— BEGIN —

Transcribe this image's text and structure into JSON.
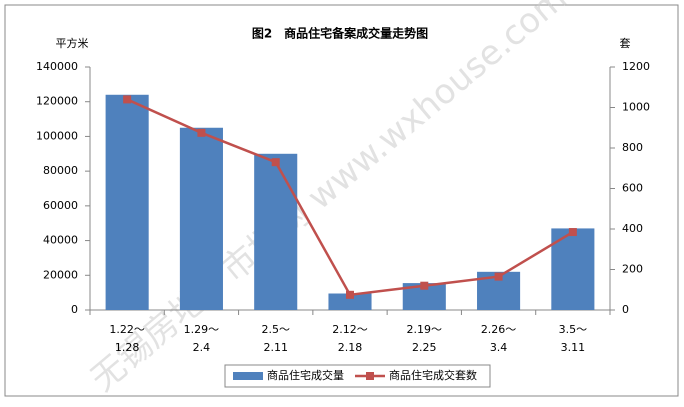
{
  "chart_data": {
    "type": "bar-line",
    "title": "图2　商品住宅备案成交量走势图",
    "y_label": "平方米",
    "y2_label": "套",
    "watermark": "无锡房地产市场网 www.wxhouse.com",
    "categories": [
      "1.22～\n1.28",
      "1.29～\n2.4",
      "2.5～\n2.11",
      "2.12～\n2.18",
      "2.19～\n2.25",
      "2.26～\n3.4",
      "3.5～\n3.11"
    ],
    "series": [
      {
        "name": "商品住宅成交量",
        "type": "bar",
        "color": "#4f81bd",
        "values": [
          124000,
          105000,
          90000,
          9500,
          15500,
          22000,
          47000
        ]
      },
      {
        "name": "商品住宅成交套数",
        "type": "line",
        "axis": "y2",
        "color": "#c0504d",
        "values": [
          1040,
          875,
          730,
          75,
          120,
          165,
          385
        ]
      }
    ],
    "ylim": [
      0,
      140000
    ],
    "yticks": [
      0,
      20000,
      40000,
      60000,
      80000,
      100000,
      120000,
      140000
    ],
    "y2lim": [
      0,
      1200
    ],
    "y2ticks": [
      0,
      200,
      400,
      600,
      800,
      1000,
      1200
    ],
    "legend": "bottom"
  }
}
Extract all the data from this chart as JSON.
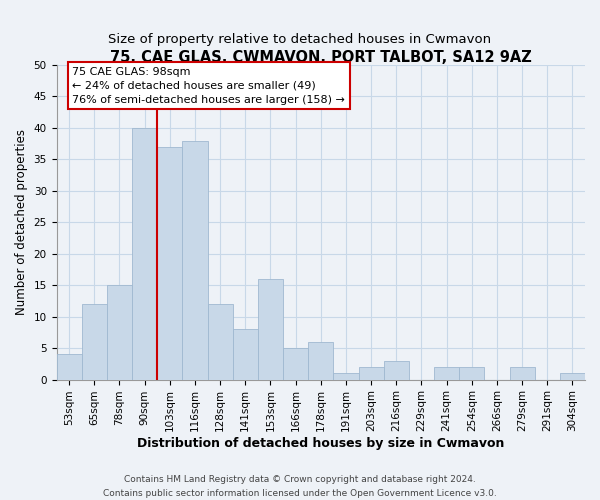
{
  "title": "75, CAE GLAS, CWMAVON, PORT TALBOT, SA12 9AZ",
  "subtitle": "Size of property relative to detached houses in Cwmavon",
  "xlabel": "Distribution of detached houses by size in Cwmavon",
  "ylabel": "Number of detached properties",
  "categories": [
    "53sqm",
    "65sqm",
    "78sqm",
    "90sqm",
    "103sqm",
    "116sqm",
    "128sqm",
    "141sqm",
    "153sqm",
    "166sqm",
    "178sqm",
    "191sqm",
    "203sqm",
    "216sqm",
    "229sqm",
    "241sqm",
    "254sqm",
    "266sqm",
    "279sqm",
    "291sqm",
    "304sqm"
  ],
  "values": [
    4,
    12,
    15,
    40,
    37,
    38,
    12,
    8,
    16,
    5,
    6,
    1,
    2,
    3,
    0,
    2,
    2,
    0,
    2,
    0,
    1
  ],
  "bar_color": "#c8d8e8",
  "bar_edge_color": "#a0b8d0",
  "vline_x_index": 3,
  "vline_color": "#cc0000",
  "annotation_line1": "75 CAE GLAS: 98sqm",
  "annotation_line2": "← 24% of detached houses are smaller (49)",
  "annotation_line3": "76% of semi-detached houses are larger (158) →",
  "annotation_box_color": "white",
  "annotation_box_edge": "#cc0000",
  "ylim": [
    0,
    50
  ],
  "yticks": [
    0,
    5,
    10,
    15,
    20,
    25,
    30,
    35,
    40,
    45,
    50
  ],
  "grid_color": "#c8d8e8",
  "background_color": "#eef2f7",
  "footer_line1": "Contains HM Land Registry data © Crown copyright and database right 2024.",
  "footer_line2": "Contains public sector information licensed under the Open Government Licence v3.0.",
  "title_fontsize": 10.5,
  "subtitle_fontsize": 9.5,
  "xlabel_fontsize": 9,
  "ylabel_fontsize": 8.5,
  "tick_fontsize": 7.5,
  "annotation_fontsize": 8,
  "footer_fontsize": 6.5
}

— END —

- [Given task]
Say how many lines above contain the string "detached". Answer with the number only.

- [The response]
5